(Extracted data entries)
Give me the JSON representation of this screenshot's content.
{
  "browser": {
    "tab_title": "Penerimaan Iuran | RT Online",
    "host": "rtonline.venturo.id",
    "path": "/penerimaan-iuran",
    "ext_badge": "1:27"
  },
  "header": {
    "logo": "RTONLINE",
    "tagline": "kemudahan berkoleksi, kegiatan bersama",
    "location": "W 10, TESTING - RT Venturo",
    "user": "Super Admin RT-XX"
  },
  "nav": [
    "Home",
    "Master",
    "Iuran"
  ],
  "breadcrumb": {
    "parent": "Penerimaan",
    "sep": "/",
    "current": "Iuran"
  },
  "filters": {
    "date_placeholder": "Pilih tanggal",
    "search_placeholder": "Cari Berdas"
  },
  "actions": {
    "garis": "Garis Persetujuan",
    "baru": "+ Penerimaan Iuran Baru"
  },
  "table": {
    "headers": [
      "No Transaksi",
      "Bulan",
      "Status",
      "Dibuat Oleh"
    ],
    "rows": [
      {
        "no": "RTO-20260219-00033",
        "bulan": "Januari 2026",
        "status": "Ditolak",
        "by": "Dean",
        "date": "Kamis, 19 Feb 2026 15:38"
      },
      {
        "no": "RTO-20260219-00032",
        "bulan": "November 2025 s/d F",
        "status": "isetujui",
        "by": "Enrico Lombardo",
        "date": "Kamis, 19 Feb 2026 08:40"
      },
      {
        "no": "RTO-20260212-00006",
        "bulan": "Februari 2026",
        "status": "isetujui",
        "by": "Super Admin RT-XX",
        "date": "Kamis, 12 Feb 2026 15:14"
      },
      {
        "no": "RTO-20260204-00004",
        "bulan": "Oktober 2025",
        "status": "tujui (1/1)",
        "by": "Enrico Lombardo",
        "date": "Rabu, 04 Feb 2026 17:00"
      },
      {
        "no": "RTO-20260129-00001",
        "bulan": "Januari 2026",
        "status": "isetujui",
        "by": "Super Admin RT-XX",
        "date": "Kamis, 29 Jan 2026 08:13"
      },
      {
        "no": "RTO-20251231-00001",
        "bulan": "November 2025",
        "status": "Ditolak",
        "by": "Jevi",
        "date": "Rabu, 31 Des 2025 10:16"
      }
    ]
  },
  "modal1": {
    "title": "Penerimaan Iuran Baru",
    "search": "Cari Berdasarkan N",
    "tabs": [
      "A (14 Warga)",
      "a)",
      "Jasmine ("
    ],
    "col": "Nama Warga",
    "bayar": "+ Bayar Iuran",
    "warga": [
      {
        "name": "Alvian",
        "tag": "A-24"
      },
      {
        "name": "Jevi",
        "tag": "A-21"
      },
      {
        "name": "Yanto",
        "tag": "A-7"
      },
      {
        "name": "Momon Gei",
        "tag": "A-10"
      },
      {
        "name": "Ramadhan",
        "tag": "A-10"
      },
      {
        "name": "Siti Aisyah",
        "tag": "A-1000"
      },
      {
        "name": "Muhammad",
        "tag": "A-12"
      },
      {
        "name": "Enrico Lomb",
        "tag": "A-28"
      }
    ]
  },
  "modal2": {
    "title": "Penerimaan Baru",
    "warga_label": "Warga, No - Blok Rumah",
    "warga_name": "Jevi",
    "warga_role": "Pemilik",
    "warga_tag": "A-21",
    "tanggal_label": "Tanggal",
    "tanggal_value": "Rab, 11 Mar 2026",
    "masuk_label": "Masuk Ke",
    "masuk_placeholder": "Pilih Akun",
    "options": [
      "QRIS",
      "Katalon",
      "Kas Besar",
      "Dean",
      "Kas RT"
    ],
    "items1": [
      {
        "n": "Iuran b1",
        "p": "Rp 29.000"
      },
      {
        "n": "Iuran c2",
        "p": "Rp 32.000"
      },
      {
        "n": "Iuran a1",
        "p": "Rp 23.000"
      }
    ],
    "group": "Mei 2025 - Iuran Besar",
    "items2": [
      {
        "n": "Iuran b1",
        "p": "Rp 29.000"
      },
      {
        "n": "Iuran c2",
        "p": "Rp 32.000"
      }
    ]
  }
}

* _Exercise objective_
Reproduce all of the data exactly as given.

* _The reply_
Give me the JSON representation of this screenshot's content.
{
  "browser": {
    "tab_title": "Penerimaan Iuran | RT Online",
    "host": "rtonline.venturo.id",
    "path": "/penerimaan-iuran",
    "ext_badge": "1:27"
  },
  "header": {
    "logo": "RTONLINE",
    "tagline": "kemudahan berkoleksi, kegiatan bersama",
    "location": "W 10, TESTING - RT Venturo",
    "user": "Super Admin RT-XX"
  },
  "nav": [
    "Home",
    "Master",
    "Iuran"
  ],
  "breadcrumb": {
    "parent": "Penerimaan",
    "sep": "/",
    "current": "Iuran"
  },
  "filters": {
    "date_placeholder": "Pilih tanggal",
    "search_placeholder": "Cari Berdas"
  },
  "actions": {
    "garis": "Garis Persetujuan",
    "baru": "+ Penerimaan Iuran Baru"
  },
  "table": {
    "headers": [
      "No Transaksi",
      "Bulan",
      "Status",
      "Dibuat Oleh"
    ],
    "rows": [
      {
        "no": "RTO-20260219-00033",
        "bulan": "Januari 2026",
        "status": "Ditolak",
        "by": "Dean",
        "date": "Kamis, 19 Feb 2026 15:38"
      },
      {
        "no": "RTO-20260219-00032",
        "bulan": "November 2025 s/d F",
        "status": "isetujui",
        "by": "Enrico Lombardo",
        "date": "Kamis, 19 Feb 2026 08:40"
      },
      {
        "no": "RTO-20260212-00006",
        "bulan": "Februari 2026",
        "status": "isetujui",
        "by": "Super Admin RT-XX",
        "date": "Kamis, 12 Feb 2026 15:14"
      },
      {
        "no": "RTO-20260204-00004",
        "bulan": "Oktober 2025",
        "status": "tujui (1/1)",
        "by": "Enrico Lombardo",
        "date": "Rabu, 04 Feb 2026 17:00"
      },
      {
        "no": "RTO-20260129-00001",
        "bulan": "Januari 2026",
        "status": "isetujui",
        "by": "Super Admin RT-XX",
        "date": "Kamis, 29 Jan 2026 08:13"
      },
      {
        "no": "RTO-20251231-00001",
        "bulan": "November 2025",
        "status": "Ditolak",
        "by": "Jevi",
        "date": "Rabu, 31 Des 2025 10:16"
      }
    ]
  },
  "modal1": {
    "title": "Penerimaan Iuran Baru",
    "search": "Cari Berdasarkan N",
    "tabs": [
      "A (14 Warga)",
      "a)",
      "Jasmine ("
    ],
    "col": "Nama Warga",
    "bayar": "+ Bayar Iuran",
    "warga": [
      {
        "name": "Alvian",
        "tag": "A-24"
      },
      {
        "name": "Jevi",
        "tag": "A-21"
      },
      {
        "name": "Yanto",
        "tag": "A-7"
      },
      {
        "name": "Momon Gei",
        "tag": "A-10"
      },
      {
        "name": "Ramadhan",
        "tag": "A-10"
      },
      {
        "name": "Siti Aisyah",
        "tag": "A-1000"
      },
      {
        "name": "Muhammad",
        "tag": "A-12"
      },
      {
        "name": "Enrico Lomb",
        "tag": "A-28"
      }
    ]
  },
  "modal2": {
    "title": "Penerimaan Baru",
    "warga_label": "Warga, No - Blok Rumah",
    "warga_name": "Jevi",
    "warga_role": "Pemilik",
    "warga_tag": "A-21",
    "tanggal_label": "Tanggal",
    "tanggal_value": "Rab, 11 Mar 2026",
    "masuk_label": "Masuk Ke",
    "masuk_placeholder": "Pilih Akun",
    "options": [
      "QRIS",
      "Katalon",
      "Kas Besar",
      "Dean",
      "Kas RT"
    ],
    "items1": [
      {
        "n": "Iuran b1",
        "p": "Rp 29.000"
      },
      {
        "n": "Iuran c2",
        "p": "Rp 32.000"
      },
      {
        "n": "Iuran a1",
        "p": "Rp 23.000"
      }
    ],
    "group": "Mei 2025 - Iuran Besar",
    "items2": [
      {
        "n": "Iuran b1",
        "p": "Rp 29.000"
      },
      {
        "n": "Iuran c2",
        "p": "Rp 32.000"
      }
    ]
  }
}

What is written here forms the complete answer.